**INSTRUCTIONS FOR THE TASK:**
Gather all lines in the entries that include the word "艺术教育".

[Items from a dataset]

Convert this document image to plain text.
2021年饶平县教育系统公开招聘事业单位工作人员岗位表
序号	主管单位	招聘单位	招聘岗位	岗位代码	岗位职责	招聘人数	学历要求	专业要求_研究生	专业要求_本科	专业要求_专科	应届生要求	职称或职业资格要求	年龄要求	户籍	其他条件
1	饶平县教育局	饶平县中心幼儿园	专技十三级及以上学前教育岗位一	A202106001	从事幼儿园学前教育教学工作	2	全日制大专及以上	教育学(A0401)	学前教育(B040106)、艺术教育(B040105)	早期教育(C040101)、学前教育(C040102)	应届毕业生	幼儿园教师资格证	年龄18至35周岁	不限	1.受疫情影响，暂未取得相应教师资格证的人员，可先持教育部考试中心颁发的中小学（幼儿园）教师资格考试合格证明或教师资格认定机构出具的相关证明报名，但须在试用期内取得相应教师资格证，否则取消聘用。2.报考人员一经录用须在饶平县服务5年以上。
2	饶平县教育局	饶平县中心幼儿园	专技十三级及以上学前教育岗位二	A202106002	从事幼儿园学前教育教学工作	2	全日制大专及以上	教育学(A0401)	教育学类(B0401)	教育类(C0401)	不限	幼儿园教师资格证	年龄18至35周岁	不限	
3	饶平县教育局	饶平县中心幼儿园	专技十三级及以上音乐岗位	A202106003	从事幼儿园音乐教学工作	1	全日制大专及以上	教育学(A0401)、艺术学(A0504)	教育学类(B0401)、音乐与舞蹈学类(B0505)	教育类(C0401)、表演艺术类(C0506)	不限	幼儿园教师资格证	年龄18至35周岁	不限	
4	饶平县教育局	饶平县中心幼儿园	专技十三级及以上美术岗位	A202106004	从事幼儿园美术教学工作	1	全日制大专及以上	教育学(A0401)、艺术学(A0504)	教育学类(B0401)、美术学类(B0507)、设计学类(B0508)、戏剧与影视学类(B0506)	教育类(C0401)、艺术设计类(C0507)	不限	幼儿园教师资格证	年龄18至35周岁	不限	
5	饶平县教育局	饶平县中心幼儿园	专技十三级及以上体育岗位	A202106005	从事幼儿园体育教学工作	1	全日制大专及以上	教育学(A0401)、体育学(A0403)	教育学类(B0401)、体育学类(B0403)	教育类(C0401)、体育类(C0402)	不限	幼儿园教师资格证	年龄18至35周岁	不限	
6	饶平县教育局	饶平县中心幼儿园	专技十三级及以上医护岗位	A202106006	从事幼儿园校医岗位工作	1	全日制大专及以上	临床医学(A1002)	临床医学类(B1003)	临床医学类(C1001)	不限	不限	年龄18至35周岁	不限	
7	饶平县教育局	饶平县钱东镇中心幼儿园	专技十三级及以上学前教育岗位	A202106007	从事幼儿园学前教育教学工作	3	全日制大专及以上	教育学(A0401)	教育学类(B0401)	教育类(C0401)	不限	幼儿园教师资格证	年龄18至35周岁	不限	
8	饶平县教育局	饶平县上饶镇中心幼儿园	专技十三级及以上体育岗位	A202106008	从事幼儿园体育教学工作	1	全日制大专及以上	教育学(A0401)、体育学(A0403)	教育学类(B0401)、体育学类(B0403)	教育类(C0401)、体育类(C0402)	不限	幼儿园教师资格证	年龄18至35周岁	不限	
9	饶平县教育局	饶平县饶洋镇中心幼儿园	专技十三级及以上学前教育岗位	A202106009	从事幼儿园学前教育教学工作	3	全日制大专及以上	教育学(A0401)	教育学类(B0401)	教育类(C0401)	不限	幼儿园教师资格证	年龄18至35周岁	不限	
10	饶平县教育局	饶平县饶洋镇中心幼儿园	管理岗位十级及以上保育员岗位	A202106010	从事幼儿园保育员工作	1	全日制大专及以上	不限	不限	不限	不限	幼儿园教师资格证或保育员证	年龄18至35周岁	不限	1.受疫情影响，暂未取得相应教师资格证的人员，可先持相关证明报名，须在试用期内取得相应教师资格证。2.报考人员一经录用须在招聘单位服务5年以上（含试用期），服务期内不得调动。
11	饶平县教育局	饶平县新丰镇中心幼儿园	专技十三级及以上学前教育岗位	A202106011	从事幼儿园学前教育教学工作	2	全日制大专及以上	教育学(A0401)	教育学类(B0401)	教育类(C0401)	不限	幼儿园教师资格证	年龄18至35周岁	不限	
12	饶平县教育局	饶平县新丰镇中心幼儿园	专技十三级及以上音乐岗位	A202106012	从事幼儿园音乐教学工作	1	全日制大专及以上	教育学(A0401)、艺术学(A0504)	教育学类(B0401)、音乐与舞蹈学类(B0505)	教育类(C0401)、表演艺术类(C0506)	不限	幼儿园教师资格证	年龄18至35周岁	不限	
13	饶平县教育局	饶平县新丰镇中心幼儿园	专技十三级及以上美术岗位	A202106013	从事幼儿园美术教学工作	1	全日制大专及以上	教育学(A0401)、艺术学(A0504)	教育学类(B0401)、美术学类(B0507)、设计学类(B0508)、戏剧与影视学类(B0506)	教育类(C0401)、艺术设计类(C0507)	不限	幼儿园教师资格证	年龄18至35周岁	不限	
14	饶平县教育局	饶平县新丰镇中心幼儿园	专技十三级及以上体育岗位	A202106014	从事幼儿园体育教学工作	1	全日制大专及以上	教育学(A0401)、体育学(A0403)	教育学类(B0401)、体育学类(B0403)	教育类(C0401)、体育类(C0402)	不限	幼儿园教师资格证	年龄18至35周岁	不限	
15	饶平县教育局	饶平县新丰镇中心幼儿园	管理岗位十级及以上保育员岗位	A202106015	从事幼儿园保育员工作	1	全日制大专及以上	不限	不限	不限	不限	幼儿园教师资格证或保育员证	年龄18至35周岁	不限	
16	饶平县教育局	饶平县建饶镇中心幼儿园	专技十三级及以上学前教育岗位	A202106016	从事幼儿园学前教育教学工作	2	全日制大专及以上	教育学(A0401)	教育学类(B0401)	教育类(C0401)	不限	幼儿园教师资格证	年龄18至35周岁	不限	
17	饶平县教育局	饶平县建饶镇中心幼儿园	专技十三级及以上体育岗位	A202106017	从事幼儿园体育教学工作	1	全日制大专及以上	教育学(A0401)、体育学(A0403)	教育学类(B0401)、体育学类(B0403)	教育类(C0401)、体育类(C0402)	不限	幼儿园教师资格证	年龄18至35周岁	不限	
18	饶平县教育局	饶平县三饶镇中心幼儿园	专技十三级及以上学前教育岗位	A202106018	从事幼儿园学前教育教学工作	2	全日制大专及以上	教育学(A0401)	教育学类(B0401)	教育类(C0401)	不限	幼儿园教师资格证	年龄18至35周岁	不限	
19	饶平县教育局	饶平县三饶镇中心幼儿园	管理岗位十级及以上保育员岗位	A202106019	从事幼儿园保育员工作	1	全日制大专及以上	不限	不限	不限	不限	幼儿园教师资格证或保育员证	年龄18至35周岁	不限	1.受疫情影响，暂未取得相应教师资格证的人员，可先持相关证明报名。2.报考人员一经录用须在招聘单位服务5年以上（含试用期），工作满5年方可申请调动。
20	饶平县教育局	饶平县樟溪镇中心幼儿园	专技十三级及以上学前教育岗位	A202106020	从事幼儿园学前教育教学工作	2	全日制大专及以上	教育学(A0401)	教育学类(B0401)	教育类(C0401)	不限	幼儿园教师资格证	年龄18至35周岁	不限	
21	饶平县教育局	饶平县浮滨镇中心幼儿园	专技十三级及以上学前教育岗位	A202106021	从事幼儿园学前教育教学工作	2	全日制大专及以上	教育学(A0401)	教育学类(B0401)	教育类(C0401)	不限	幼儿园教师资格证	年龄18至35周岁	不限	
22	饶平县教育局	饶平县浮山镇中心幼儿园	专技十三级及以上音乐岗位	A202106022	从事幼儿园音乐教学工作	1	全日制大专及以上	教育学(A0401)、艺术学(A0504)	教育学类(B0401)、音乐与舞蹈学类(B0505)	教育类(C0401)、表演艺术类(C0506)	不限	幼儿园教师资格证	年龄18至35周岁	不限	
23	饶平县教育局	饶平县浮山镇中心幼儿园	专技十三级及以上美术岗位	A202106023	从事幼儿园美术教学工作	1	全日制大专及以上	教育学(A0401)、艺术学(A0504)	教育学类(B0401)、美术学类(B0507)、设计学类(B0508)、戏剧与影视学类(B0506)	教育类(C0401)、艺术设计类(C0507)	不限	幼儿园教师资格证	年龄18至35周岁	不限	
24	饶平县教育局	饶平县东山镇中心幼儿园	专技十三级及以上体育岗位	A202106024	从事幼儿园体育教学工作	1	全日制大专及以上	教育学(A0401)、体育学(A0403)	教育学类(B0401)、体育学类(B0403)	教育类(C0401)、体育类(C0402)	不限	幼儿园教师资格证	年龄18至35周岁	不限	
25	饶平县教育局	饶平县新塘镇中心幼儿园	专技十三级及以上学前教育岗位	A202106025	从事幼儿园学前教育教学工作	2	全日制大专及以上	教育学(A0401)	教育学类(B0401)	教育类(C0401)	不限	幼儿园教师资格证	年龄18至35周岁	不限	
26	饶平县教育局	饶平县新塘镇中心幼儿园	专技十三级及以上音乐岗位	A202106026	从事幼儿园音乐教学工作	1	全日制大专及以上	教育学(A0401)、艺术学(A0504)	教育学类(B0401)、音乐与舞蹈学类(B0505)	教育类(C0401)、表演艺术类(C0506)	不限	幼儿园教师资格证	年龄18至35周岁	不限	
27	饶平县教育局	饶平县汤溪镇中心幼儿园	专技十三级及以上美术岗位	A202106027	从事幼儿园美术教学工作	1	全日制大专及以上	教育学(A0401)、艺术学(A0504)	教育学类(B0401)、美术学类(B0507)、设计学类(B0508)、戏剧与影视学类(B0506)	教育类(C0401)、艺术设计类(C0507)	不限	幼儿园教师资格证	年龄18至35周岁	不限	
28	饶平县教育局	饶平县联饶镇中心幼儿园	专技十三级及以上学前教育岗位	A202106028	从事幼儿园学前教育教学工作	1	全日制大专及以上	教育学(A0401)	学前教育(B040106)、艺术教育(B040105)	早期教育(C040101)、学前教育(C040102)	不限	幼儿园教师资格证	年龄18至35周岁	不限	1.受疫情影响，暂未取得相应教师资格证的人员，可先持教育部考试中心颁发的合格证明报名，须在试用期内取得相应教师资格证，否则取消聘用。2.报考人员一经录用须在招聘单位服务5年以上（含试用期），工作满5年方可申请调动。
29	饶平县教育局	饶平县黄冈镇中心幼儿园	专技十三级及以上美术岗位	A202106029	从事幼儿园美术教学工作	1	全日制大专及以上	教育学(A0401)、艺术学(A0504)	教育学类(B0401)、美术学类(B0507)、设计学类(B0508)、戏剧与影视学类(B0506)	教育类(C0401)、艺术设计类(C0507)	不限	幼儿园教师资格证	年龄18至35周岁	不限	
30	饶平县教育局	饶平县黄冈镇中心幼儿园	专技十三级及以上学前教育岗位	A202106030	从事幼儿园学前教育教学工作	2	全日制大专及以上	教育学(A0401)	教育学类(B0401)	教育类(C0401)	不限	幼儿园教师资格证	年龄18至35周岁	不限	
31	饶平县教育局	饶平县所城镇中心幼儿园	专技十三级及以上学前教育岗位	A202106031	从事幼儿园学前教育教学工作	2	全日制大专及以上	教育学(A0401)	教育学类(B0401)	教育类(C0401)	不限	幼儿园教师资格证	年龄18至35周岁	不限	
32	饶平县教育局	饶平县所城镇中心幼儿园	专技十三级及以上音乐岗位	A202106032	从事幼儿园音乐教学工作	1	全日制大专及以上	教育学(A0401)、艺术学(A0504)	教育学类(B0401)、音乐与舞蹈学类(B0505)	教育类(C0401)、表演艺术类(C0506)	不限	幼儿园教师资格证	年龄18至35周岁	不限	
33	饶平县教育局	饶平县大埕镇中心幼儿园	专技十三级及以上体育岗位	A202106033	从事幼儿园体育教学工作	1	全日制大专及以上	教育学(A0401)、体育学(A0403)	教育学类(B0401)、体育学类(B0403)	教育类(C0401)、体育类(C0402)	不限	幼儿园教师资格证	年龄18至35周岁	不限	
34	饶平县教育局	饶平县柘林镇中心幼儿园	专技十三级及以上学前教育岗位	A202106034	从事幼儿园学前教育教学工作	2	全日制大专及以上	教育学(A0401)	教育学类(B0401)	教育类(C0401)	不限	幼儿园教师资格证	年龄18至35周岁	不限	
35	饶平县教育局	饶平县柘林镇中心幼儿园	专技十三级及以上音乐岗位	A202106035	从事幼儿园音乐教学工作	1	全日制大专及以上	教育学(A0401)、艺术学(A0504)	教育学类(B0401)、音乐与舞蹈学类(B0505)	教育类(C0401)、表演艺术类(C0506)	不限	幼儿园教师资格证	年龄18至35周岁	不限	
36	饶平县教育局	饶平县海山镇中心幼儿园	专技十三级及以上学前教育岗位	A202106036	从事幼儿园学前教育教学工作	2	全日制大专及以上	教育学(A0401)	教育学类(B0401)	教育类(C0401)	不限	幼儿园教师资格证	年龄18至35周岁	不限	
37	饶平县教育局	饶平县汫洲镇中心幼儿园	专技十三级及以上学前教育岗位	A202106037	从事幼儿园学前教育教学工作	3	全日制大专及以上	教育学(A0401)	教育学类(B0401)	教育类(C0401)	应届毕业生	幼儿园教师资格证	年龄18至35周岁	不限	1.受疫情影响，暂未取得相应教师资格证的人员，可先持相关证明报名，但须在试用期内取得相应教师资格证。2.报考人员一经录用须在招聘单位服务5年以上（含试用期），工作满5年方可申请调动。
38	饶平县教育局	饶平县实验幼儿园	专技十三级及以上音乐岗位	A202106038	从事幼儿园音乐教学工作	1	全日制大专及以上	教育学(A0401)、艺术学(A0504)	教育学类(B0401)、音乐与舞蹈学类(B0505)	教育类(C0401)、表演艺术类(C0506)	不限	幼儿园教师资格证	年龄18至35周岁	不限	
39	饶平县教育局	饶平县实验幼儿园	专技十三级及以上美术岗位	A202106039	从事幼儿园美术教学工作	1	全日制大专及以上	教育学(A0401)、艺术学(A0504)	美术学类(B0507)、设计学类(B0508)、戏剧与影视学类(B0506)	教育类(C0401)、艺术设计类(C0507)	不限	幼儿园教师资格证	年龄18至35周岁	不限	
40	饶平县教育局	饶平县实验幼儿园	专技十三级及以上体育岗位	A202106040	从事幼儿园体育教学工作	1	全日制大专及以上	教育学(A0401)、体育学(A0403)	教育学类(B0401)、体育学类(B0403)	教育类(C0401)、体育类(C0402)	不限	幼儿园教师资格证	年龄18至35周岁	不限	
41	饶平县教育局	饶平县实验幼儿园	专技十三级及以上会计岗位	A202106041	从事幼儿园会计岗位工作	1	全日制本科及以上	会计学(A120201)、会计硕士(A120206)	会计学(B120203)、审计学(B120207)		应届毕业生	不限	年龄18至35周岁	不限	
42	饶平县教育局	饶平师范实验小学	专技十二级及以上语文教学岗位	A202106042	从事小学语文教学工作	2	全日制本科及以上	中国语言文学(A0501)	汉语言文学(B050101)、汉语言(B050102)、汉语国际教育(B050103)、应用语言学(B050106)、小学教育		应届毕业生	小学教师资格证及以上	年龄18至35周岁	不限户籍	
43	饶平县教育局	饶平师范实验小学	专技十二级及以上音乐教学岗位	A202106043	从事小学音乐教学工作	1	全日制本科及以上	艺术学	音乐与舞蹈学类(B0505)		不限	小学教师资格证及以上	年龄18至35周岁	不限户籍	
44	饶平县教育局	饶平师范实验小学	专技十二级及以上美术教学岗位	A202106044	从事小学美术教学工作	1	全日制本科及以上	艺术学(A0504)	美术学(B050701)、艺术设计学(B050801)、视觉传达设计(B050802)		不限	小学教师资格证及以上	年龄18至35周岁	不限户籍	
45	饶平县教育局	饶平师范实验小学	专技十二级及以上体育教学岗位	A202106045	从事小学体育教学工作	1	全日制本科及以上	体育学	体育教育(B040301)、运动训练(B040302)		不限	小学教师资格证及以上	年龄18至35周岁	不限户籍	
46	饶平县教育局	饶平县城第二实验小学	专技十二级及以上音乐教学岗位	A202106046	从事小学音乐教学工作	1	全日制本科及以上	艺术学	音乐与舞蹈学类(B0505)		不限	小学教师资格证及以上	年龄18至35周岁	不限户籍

**RESULT OF THIS EXERCISE:**
1	饶平县教育局	饶平县中心幼儿园	专技十三级及以上学前教育岗位一	A202106001	从事幼儿园学前教育教学工作	2	全日制大专及以上	教育学(A0401)	学前教育(B040106)、艺术教育(B040105)	早期教育(C040101)、学前教育(C040102)	应届毕业生	幼儿园教师资格证	年龄18至35周岁	不限	1.受疫情影响，暂未取得相应教师资格证的人员，可先持教育部考试中心颁发的中小学（幼儿园）教师资格考试合格证明或教师资格认定机构出具的相关证明报名，但须在试用期内取得相应教师资格证，否则取消聘用。2.报考人员一经录用须在饶平县服务5年以上。
28	饶平县教育局	饶平县联饶镇中心幼儿园	专技十三级及以上学前教育岗位	A202106028	从事幼儿园学前教育教学工作	1	全日制大专及以上	教育学(A0401)	学前教育(B040106)、艺术教育(B040105)	早期教育(C040101)、学前教育(C040102)	不限	幼儿园教师资格证	年龄18至35周岁	不限	1.受疫情影响，暂未取得相应教师资格证的人员，可先持教育部考试中心颁发的合格证明报名，须在试用期内取得相应教师资格证，否则取消聘用。2.报考人员一经录用须在招聘单位服务5年以上（含试用期），工作满5年方可申请调动。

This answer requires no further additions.